(Data records)
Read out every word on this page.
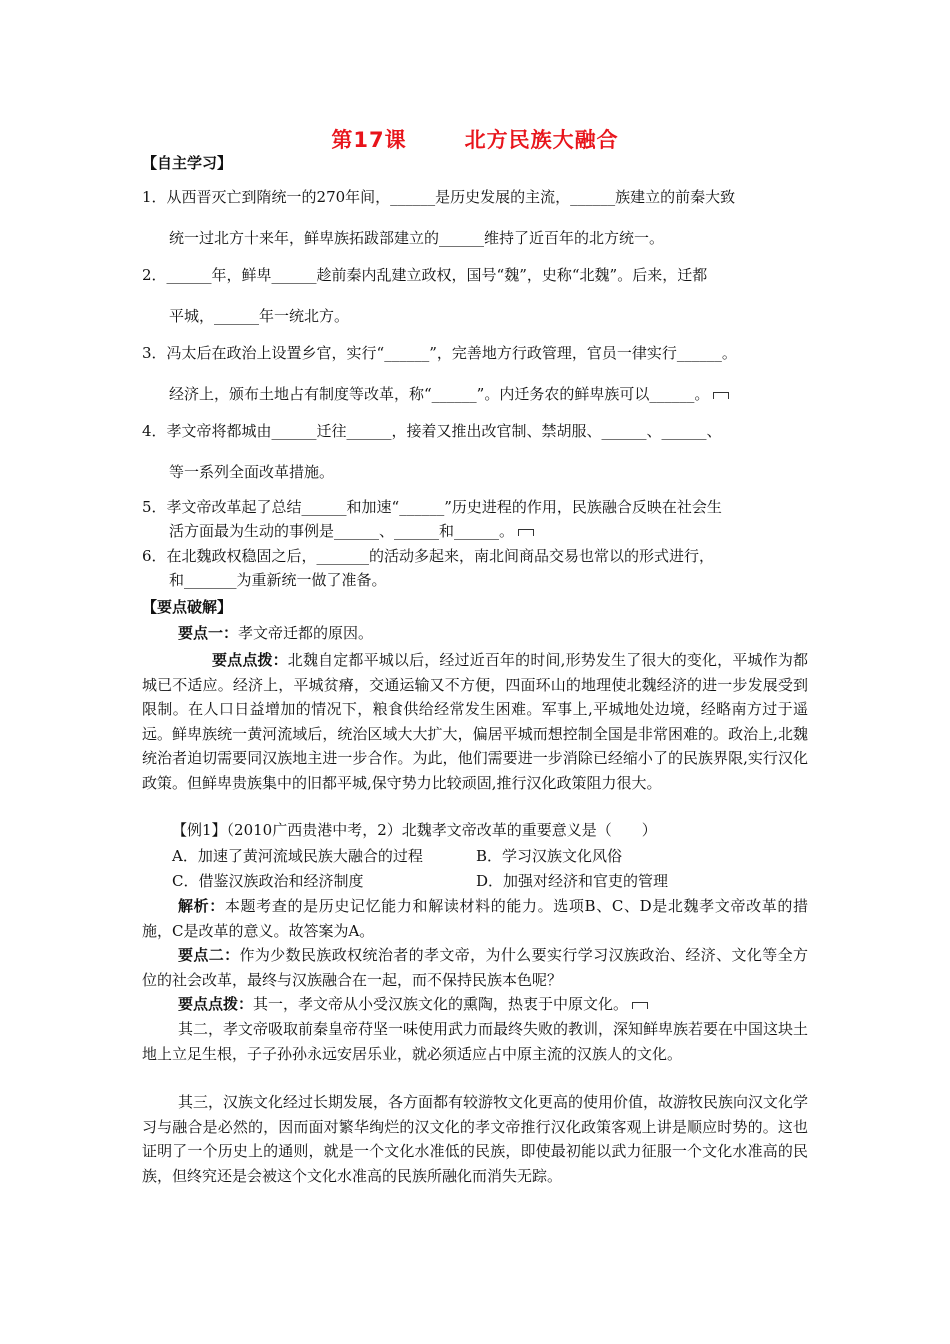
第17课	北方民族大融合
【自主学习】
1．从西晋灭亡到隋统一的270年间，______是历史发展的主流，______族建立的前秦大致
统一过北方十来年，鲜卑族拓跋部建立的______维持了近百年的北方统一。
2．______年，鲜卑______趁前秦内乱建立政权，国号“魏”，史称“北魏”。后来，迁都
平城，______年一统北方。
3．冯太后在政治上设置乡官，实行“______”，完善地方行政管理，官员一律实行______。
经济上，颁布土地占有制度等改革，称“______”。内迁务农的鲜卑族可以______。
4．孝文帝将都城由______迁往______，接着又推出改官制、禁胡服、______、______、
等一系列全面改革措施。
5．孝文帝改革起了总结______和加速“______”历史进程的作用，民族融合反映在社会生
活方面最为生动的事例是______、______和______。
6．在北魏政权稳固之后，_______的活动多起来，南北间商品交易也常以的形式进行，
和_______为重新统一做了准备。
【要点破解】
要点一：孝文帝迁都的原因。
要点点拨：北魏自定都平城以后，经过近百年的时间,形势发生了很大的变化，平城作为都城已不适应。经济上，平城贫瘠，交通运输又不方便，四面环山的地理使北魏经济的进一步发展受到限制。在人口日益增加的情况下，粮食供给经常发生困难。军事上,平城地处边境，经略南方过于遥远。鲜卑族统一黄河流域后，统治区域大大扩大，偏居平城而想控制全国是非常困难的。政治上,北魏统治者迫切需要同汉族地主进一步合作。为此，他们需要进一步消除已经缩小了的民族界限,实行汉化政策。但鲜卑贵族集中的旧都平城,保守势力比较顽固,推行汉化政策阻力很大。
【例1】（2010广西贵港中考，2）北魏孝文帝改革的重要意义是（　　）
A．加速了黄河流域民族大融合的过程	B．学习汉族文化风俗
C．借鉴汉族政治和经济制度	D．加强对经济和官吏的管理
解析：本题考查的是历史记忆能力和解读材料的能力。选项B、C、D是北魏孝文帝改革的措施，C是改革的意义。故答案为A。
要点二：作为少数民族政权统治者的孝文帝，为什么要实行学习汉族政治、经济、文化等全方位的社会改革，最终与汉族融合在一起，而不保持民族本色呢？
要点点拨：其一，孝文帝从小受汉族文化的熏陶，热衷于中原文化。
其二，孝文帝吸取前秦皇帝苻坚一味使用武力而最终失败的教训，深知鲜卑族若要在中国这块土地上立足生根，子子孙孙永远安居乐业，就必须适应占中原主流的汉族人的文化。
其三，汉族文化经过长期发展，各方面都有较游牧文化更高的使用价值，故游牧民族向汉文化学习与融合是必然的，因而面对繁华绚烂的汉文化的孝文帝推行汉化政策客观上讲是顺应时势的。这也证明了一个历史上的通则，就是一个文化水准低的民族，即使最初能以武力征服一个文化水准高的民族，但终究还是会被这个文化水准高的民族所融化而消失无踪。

Work required: Gather all lines from the records above in which "要点点拨" appears.

Answer to this problem:
要点点拨：北魏自定都平城以后，经过近百年的时间,形势发生了很大的变化，平城作为都城已不适应。经济上，平城贫瘠，交通运输又不方便，四面环山的地理使北魏经济的进一步发展受到限制。在人口日益增加的情况下，粮食供给经常发生困难。军事上,平城地处边境，经略南方过于遥远。鲜卑族统一黄河流域后，统治区域大大扩大，偏居平城而想控制全国是非常困难的。政治上,北魏统治者迫切需要同汉族地主进一步合作。为此，他们需要进一步消除已经缩小了的民族界限,实行汉化政策。但鲜卑贵族集中的旧都平城,保守势力比较顽固,推行汉化政策阻力很大。
要点点拨：其一，孝文帝从小受汉族文化的熏陶，热衷于中原文化。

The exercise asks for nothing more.